● **Stored data**:
::::
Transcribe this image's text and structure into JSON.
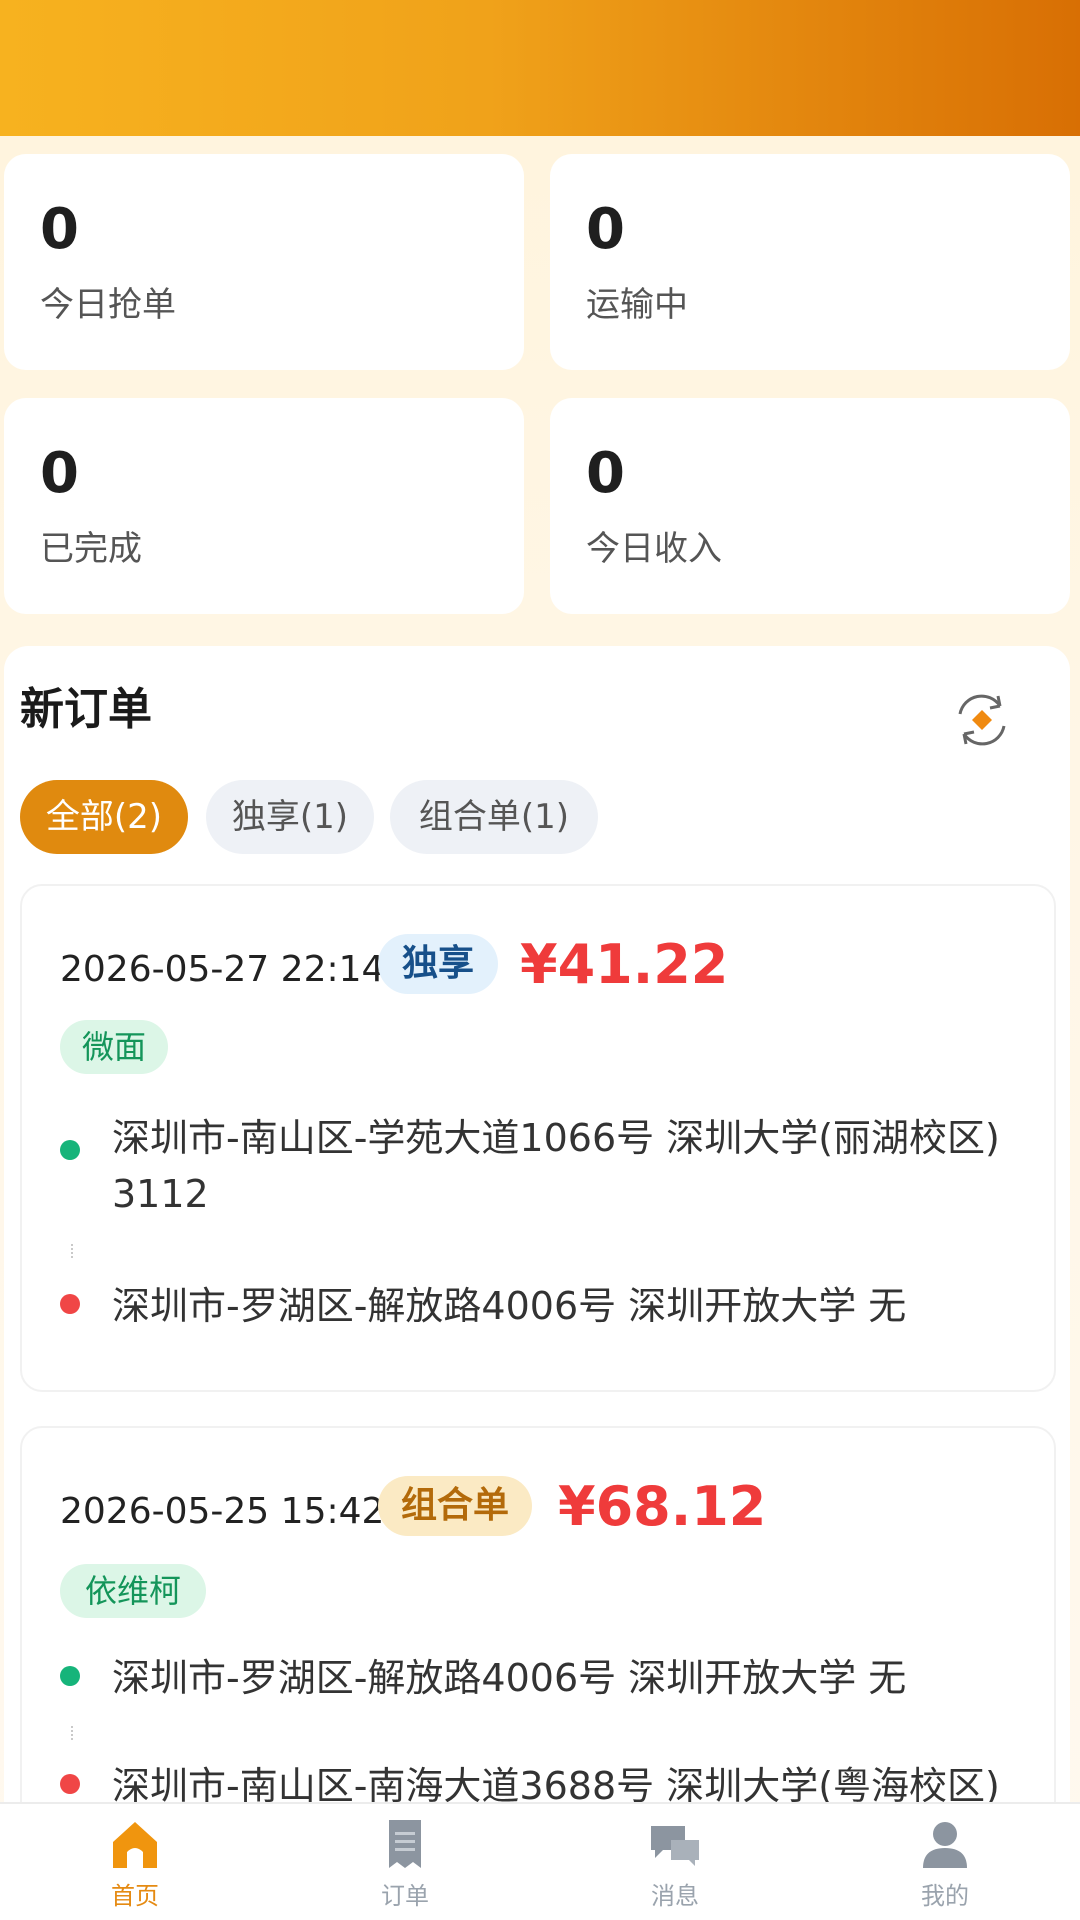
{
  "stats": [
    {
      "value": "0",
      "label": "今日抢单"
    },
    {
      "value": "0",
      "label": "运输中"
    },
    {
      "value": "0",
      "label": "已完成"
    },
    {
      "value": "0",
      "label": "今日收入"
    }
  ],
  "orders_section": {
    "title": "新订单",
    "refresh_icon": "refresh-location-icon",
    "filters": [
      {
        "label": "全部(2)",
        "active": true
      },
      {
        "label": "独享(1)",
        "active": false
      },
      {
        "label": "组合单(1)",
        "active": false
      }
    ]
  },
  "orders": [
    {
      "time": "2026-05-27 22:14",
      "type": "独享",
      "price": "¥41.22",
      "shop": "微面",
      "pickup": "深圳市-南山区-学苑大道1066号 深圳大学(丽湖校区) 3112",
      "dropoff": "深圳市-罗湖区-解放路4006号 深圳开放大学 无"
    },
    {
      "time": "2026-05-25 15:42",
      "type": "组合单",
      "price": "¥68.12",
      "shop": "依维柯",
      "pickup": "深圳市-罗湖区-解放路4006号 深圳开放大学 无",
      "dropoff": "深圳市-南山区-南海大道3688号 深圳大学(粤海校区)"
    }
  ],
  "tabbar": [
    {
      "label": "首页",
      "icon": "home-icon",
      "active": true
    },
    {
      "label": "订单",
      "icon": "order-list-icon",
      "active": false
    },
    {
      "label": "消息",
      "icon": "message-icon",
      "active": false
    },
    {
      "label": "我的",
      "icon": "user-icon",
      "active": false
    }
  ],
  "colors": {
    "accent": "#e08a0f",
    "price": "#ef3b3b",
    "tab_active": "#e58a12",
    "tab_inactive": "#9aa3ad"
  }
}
::::
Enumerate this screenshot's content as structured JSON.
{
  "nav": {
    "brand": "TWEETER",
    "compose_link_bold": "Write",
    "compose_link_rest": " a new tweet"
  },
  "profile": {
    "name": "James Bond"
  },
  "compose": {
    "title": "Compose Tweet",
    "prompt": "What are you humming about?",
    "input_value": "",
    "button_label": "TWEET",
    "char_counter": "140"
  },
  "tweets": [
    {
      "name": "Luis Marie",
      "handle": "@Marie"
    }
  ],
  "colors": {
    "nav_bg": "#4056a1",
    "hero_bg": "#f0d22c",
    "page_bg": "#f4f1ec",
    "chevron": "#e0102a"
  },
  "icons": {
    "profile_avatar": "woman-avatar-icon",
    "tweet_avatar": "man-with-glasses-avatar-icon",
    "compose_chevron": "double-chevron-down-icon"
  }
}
::::
● **Directions**:
Select every line above that contains the word "this", and copy it.

● **Task solution**:
Transcribe this image's text and structure into JSON.
Enumerate this screenshot's content as structured JSON.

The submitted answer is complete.